======== Data supplied

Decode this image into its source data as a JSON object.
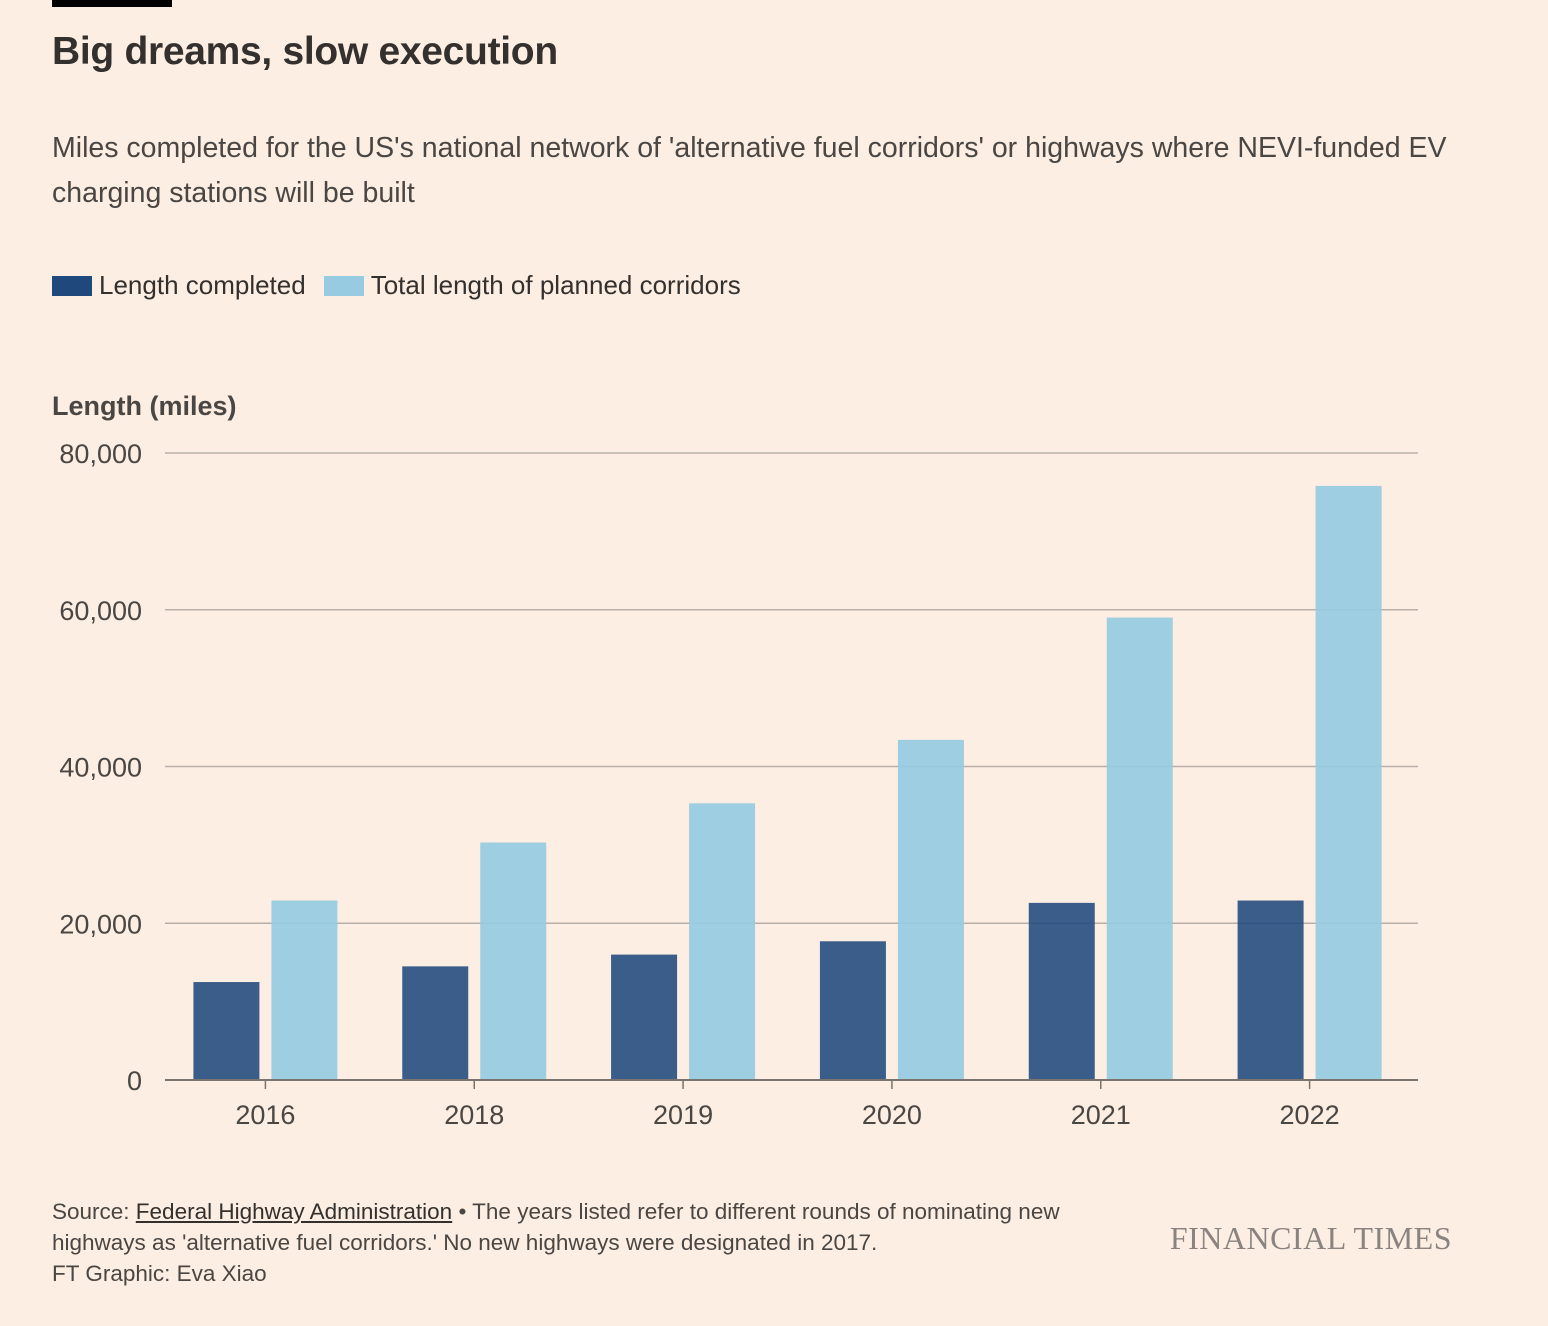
{
  "header": {
    "title": "Big dreams, slow execution",
    "subtitle": "Miles completed for the US's national network of 'alternative fuel corridors' or highways where NEVI-funded EV charging stations will be built"
  },
  "legend": {
    "completed": "Length completed",
    "planned": "Total length of planned corridors"
  },
  "colors": {
    "completed": "#1f497d",
    "planned": "#96cbe1",
    "background": "#fdeee3",
    "gridline": "#b8b0a8"
  },
  "chart_data": {
    "type": "bar",
    "ylabel": "Length (miles)",
    "xlabel": "",
    "categories": [
      "2016",
      "2018",
      "2019",
      "2020",
      "2021",
      "2022"
    ],
    "series": [
      {
        "name": "Length completed",
        "values": [
          12500,
          14500,
          16000,
          17700,
          22600,
          22900
        ]
      },
      {
        "name": "Total length of planned corridors",
        "values": [
          22900,
          30300,
          35300,
          43400,
          59000,
          75800
        ]
      }
    ],
    "ylim": [
      0,
      80000
    ],
    "yticks": [
      0,
      20000,
      40000,
      60000,
      80000
    ],
    "ytick_labels": [
      "0",
      "20,000",
      "40,000",
      "60,000",
      "80,000"
    ],
    "grid": true
  },
  "footer": {
    "source_prefix": "Source: ",
    "source_link": "Federal Highway Administration",
    "note": " • The years listed refer to different rounds of nominating new highways as 'alternative fuel corridors.' No new highways were designated in 2017.",
    "credit": "FT Graphic: Eva Xiao",
    "brand": "FINANCIAL TIMES"
  }
}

================

What to do
Omit the pictures and give the material again, exactly and in full.

Expected answer
Decode this image into its source data as a JSON object.
{
  "header": {
    "title": "Big dreams, slow execution",
    "subtitle": "Miles completed for the US's national network of 'alternative fuel corridors' or highways where NEVI-funded EV charging stations will be built"
  },
  "legend": {
    "completed": "Length completed",
    "planned": "Total length of planned corridors"
  },
  "colors": {
    "completed": "#1f497d",
    "planned": "#96cbe1",
    "background": "#fdeee3",
    "gridline": "#b8b0a8"
  },
  "chart_data": {
    "type": "bar",
    "ylabel": "Length (miles)",
    "xlabel": "",
    "categories": [
      "2016",
      "2018",
      "2019",
      "2020",
      "2021",
      "2022"
    ],
    "series": [
      {
        "name": "Length completed",
        "values": [
          12500,
          14500,
          16000,
          17700,
          22600,
          22900
        ]
      },
      {
        "name": "Total length of planned corridors",
        "values": [
          22900,
          30300,
          35300,
          43400,
          59000,
          75800
        ]
      }
    ],
    "ylim": [
      0,
      80000
    ],
    "yticks": [
      0,
      20000,
      40000,
      60000,
      80000
    ],
    "ytick_labels": [
      "0",
      "20,000",
      "40,000",
      "60,000",
      "80,000"
    ],
    "grid": true
  },
  "footer": {
    "source_prefix": "Source: ",
    "source_link": "Federal Highway Administration",
    "note": " • The years listed refer to different rounds of nominating new highways as 'alternative fuel corridors.' No new highways were designated in 2017.",
    "credit": "FT Graphic: Eva Xiao",
    "brand": "FINANCIAL TIMES"
  }
}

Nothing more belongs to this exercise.